Entries taken from a collection
═══
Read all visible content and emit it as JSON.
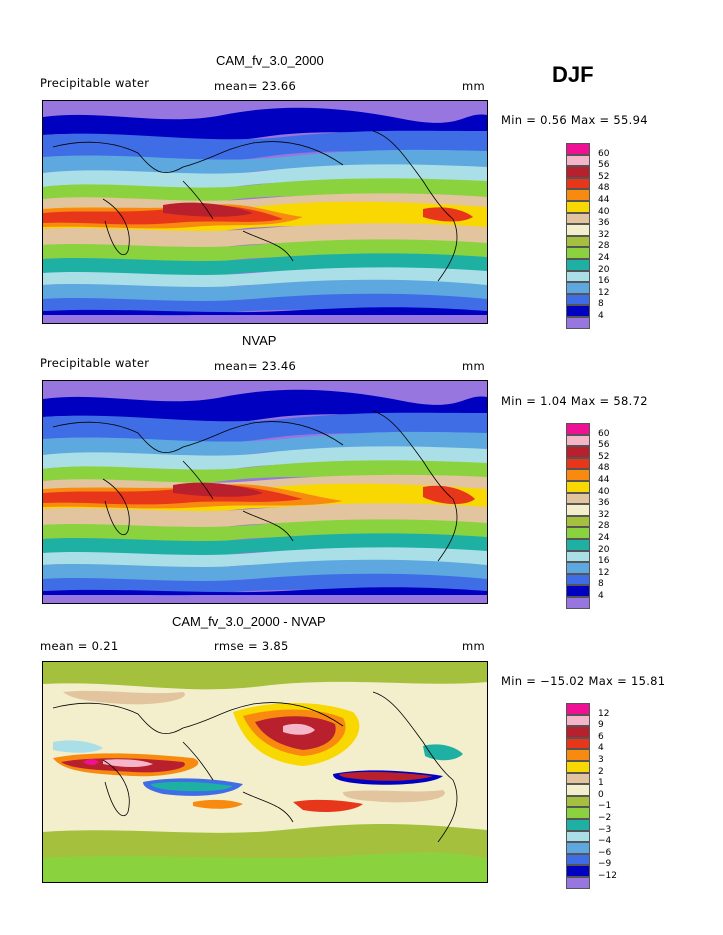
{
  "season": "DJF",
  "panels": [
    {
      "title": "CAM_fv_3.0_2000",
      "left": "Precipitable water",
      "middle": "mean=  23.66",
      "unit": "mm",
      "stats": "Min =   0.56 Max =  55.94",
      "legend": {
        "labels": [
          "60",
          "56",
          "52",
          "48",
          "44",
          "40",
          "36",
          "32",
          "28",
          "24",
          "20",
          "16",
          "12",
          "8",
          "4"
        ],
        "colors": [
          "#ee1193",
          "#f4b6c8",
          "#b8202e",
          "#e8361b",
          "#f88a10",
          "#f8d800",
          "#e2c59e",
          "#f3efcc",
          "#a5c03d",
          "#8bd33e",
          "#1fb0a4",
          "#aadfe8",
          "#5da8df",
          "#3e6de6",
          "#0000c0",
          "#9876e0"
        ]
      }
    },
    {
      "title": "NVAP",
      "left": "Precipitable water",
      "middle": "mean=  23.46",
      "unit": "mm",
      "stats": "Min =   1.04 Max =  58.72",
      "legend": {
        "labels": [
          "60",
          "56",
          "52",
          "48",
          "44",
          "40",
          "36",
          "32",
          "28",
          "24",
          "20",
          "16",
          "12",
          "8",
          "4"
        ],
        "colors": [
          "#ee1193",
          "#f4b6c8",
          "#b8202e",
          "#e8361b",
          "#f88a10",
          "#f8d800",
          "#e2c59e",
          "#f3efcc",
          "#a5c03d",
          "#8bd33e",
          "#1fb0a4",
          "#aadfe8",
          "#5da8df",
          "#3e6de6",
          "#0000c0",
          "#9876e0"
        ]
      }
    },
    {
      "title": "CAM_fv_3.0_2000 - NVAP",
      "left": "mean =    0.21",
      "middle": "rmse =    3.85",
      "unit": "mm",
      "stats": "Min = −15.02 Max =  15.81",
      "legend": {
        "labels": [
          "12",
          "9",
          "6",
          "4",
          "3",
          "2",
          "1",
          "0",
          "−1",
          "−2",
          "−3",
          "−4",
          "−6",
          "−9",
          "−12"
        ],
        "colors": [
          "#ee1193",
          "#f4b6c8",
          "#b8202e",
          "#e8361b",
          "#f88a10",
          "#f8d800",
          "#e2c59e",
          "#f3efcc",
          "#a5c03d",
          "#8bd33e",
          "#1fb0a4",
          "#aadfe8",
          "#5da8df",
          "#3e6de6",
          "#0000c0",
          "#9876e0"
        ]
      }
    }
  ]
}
═══
## [What you have to do]
Reproduce the whole listing word for word, setting aside any pictures.

## [The output]
Read all visible content and emit it as JSON.
{
  "season": "DJF",
  "panels": [
    {
      "title": "CAM_fv_3.0_2000",
      "left": "Precipitable water",
      "middle": "mean=  23.66",
      "unit": "mm",
      "stats": "Min =   0.56 Max =  55.94",
      "legend": {
        "labels": [
          "60",
          "56",
          "52",
          "48",
          "44",
          "40",
          "36",
          "32",
          "28",
          "24",
          "20",
          "16",
          "12",
          "8",
          "4"
        ],
        "colors": [
          "#ee1193",
          "#f4b6c8",
          "#b8202e",
          "#e8361b",
          "#f88a10",
          "#f8d800",
          "#e2c59e",
          "#f3efcc",
          "#a5c03d",
          "#8bd33e",
          "#1fb0a4",
          "#aadfe8",
          "#5da8df",
          "#3e6de6",
          "#0000c0",
          "#9876e0"
        ]
      }
    },
    {
      "title": "NVAP",
      "left": "Precipitable water",
      "middle": "mean=  23.46",
      "unit": "mm",
      "stats": "Min =   1.04 Max =  58.72",
      "legend": {
        "labels": [
          "60",
          "56",
          "52",
          "48",
          "44",
          "40",
          "36",
          "32",
          "28",
          "24",
          "20",
          "16",
          "12",
          "8",
          "4"
        ],
        "colors": [
          "#ee1193",
          "#f4b6c8",
          "#b8202e",
          "#e8361b",
          "#f88a10",
          "#f8d800",
          "#e2c59e",
          "#f3efcc",
          "#a5c03d",
          "#8bd33e",
          "#1fb0a4",
          "#aadfe8",
          "#5da8df",
          "#3e6de6",
          "#0000c0",
          "#9876e0"
        ]
      }
    },
    {
      "title": "CAM_fv_3.0_2000 - NVAP",
      "left": "mean =    0.21",
      "middle": "rmse =    3.85",
      "unit": "mm",
      "stats": "Min = −15.02 Max =  15.81",
      "legend": {
        "labels": [
          "12",
          "9",
          "6",
          "4",
          "3",
          "2",
          "1",
          "0",
          "−1",
          "−2",
          "−3",
          "−4",
          "−6",
          "−9",
          "−12"
        ],
        "colors": [
          "#ee1193",
          "#f4b6c8",
          "#b8202e",
          "#e8361b",
          "#f88a10",
          "#f8d800",
          "#e2c59e",
          "#f3efcc",
          "#a5c03d",
          "#8bd33e",
          "#1fb0a4",
          "#aadfe8",
          "#5da8df",
          "#3e6de6",
          "#0000c0",
          "#9876e0"
        ]
      }
    }
  ]
}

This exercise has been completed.